=== WORK TO COMPLETE ===
Reproduce the records word for word, from the first line down through the line that contains "healing-brush-tool-icon[interactable]: ✚: [6, 215, 24, 231]".

--- begin ---

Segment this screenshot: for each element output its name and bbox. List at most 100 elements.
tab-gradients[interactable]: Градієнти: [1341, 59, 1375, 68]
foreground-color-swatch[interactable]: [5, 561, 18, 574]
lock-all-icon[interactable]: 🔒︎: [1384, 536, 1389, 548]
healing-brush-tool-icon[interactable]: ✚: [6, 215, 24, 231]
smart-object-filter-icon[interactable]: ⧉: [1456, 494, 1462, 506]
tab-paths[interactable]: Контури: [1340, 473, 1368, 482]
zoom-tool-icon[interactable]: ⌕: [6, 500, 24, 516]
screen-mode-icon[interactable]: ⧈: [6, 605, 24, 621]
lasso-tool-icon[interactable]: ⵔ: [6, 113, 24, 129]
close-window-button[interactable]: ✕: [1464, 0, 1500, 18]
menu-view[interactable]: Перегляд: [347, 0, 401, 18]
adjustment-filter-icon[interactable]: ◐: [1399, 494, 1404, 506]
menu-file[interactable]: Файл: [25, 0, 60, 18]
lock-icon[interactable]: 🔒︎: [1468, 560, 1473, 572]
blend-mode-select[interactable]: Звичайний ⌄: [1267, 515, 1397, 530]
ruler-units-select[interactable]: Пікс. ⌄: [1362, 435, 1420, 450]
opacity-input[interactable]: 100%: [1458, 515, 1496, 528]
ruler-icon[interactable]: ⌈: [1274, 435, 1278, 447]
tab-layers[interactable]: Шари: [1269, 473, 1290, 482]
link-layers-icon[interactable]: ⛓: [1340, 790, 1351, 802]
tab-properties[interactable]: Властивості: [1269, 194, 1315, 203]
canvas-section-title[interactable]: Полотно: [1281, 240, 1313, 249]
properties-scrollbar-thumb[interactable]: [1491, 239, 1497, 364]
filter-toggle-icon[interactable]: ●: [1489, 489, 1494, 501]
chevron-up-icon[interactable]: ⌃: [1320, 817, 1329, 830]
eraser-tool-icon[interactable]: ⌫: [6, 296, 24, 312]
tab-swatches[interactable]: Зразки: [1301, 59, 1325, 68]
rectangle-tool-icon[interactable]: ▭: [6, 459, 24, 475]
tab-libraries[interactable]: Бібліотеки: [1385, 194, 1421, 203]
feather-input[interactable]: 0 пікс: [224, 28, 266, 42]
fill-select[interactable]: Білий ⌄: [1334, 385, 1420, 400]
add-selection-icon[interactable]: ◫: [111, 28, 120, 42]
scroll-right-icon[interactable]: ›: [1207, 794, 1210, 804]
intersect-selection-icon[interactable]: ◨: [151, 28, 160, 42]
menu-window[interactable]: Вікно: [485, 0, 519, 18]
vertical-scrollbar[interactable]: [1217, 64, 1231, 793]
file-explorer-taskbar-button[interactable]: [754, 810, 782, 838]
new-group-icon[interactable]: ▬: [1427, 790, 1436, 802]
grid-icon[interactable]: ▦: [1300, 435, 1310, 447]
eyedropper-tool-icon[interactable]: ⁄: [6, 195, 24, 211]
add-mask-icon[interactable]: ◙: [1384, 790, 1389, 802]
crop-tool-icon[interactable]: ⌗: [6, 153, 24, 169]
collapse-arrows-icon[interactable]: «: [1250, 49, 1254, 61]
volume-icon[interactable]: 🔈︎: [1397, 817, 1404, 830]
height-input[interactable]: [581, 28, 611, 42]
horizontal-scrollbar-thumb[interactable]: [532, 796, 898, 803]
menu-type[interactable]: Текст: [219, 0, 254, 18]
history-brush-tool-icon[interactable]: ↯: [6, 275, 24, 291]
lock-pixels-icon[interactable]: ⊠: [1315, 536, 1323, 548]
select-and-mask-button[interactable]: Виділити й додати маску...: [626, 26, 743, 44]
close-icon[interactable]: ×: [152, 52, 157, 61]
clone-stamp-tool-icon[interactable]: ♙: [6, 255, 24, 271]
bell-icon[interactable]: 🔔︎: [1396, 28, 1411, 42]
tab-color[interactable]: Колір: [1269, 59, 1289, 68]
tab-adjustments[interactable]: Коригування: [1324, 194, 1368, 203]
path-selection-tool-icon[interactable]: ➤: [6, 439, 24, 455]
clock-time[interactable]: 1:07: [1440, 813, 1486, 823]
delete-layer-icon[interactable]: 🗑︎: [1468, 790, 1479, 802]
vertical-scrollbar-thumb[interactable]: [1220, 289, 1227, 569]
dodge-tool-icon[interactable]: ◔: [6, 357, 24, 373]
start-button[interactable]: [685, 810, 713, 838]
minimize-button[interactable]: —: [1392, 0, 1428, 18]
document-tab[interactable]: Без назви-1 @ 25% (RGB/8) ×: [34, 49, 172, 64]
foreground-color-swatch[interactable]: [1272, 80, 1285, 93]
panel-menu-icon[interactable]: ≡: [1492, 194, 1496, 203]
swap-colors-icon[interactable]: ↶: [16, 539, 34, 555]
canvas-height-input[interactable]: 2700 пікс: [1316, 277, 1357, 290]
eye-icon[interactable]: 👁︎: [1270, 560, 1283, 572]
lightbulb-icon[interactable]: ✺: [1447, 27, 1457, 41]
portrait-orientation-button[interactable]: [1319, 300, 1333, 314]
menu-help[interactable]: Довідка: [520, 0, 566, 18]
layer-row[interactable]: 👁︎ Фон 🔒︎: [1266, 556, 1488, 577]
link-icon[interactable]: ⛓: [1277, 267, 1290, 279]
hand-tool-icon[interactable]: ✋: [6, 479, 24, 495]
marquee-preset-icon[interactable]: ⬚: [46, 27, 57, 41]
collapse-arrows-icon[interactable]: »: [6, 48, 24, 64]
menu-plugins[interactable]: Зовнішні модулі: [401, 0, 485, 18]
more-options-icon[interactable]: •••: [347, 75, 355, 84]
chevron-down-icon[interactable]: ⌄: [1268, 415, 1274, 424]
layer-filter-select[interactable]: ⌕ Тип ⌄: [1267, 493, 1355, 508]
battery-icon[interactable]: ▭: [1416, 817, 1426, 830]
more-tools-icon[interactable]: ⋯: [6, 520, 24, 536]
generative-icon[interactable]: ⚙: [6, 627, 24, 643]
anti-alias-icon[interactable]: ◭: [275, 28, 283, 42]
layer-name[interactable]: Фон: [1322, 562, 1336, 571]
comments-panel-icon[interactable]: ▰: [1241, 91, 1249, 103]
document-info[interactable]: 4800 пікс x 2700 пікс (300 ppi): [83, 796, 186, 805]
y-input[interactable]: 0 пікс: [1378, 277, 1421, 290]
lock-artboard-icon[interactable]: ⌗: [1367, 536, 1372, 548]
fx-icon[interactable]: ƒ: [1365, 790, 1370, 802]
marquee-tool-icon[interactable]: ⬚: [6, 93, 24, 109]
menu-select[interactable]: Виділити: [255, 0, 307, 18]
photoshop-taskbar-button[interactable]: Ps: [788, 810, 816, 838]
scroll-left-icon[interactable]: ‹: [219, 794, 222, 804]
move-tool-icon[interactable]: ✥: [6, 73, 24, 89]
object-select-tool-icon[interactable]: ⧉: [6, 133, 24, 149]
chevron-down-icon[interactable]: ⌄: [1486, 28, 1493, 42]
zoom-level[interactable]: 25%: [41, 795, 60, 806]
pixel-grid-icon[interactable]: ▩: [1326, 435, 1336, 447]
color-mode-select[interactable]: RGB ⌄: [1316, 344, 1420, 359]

--- end ---

=== RESPONSE TO THE TASK ===
Segment this screenshot: for each element output its name and bbox. List at most 100 elements.
tab-gradients[interactable]: Градієнти: [1341, 59, 1375, 68]
foreground-color-swatch[interactable]: [5, 561, 18, 574]
lock-all-icon[interactable]: 🔒︎: [1384, 536, 1389, 548]
healing-brush-tool-icon[interactable]: ✚: [6, 215, 24, 231]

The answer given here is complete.